#### MATERIALS PROVIDED:
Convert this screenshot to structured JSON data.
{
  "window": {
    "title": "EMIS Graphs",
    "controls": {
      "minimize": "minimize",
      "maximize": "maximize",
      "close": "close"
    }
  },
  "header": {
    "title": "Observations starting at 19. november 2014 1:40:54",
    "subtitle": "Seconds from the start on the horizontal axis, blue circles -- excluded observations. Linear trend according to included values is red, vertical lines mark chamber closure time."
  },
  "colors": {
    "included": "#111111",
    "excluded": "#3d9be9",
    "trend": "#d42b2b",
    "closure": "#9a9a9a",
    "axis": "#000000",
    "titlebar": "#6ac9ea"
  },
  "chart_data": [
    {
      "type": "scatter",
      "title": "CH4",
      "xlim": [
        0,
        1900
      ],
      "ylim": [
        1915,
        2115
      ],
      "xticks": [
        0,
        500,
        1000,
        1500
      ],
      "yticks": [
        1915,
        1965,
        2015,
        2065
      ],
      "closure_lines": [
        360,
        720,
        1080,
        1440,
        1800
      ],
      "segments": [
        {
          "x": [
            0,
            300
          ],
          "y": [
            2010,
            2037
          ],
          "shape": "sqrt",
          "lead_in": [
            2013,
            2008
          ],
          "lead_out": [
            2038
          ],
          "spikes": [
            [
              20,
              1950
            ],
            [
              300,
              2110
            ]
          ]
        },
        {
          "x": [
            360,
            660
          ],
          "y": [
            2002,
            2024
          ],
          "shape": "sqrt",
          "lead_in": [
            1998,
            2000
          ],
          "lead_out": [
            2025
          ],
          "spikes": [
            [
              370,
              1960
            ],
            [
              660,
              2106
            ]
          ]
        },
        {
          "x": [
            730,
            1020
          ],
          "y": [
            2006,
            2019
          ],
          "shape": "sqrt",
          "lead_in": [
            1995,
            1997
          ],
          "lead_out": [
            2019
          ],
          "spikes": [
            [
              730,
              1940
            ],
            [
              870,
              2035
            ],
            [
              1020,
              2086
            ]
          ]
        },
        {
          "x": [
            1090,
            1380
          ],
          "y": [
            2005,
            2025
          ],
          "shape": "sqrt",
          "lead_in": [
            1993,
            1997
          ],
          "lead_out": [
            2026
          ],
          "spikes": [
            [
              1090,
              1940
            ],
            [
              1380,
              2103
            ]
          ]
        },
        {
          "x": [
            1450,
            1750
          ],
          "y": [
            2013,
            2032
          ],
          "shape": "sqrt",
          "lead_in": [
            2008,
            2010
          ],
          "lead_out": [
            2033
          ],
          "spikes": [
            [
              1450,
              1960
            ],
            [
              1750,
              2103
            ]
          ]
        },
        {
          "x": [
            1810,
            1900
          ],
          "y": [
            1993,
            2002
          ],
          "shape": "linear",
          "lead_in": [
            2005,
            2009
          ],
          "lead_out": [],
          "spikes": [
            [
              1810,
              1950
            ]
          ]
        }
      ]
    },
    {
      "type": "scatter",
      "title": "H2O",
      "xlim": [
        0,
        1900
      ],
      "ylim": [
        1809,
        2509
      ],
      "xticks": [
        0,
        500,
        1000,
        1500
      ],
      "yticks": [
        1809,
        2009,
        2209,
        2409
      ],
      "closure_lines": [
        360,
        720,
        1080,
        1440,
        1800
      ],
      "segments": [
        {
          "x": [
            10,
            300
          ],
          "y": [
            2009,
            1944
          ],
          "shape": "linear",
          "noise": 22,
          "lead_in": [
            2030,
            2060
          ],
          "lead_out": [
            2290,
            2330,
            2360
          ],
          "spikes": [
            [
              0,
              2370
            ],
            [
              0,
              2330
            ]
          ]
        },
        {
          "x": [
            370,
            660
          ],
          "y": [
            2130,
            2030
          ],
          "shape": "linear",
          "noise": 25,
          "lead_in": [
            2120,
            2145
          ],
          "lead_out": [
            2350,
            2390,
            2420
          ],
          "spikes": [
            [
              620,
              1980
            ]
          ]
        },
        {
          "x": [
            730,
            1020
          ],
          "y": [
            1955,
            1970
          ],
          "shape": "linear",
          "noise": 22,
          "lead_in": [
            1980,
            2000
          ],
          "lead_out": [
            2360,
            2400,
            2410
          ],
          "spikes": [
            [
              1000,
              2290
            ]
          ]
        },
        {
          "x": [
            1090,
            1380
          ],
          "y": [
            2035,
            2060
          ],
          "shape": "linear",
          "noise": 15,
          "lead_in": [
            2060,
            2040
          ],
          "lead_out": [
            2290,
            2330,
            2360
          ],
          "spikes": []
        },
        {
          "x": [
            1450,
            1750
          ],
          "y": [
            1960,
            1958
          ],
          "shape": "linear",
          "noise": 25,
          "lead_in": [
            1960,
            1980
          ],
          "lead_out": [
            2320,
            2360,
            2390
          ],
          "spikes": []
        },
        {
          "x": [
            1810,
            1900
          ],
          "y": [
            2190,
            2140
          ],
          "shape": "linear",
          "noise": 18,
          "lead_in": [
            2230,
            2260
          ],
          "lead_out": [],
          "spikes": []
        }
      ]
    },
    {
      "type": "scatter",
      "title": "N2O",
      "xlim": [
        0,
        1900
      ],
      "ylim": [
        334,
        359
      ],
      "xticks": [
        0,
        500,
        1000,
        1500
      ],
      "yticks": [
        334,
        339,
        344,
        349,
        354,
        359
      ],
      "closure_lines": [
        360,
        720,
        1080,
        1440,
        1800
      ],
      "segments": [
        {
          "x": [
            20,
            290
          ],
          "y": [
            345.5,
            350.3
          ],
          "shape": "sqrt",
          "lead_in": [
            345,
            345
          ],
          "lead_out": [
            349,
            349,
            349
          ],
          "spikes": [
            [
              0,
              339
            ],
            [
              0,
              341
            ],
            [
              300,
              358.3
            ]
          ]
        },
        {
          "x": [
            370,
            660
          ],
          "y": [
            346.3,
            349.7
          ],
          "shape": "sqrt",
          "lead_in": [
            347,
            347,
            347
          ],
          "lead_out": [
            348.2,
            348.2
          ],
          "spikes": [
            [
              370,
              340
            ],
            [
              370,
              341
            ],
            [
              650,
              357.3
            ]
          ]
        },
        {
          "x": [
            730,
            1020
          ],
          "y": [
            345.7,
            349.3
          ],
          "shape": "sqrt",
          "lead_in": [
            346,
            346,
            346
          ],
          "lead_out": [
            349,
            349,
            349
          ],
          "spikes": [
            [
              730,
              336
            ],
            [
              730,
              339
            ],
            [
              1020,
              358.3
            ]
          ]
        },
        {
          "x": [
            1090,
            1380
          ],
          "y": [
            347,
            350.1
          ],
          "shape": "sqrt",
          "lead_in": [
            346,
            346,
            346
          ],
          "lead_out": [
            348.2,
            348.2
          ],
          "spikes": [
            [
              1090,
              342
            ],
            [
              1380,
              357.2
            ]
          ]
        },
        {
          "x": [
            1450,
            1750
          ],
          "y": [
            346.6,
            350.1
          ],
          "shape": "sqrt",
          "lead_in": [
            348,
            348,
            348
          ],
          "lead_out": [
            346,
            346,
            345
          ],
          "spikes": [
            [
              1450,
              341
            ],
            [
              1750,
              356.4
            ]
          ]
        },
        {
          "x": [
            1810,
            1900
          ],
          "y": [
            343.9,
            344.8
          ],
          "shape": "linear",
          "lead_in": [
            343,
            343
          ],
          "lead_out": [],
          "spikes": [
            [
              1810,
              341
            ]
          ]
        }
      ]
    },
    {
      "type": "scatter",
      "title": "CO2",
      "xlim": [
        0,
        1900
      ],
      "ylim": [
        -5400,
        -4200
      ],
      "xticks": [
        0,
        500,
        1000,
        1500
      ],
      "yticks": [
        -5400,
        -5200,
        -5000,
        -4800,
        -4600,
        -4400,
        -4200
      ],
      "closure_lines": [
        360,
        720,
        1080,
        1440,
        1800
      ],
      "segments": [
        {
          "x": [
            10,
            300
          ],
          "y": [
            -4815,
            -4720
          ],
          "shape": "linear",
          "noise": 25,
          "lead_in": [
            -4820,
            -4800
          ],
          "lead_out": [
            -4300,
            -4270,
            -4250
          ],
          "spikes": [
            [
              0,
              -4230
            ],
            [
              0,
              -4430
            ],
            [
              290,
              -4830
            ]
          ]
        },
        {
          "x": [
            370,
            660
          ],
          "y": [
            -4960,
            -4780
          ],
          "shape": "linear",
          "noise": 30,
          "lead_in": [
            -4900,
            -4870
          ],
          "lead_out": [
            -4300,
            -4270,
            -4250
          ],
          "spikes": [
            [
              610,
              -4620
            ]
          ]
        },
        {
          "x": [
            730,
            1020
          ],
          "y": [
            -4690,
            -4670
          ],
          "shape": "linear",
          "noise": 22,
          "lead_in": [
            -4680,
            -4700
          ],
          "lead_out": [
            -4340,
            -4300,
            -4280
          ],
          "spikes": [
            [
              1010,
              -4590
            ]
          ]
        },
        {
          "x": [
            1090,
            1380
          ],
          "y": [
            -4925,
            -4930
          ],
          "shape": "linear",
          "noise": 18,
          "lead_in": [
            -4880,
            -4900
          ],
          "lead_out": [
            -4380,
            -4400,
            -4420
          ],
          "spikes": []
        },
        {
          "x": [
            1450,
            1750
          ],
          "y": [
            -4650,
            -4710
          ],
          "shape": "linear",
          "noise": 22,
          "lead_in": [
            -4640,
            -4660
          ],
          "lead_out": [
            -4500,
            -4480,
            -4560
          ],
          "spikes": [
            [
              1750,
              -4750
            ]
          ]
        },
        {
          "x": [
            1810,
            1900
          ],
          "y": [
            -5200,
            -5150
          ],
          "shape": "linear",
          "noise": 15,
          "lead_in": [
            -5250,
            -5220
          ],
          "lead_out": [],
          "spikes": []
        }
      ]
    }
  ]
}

#### STATED EXERCISE:
Look for lines containing the string "excluded" and copy them all.

#### WORKED SOLUTION:
    "subtitle": "Seconds from the start on the horizontal axis, blue circles -- excluded observations. Linear trend according to included values is red, vertical lines mark chamber closure time."
    "excluded": "#3d9be9",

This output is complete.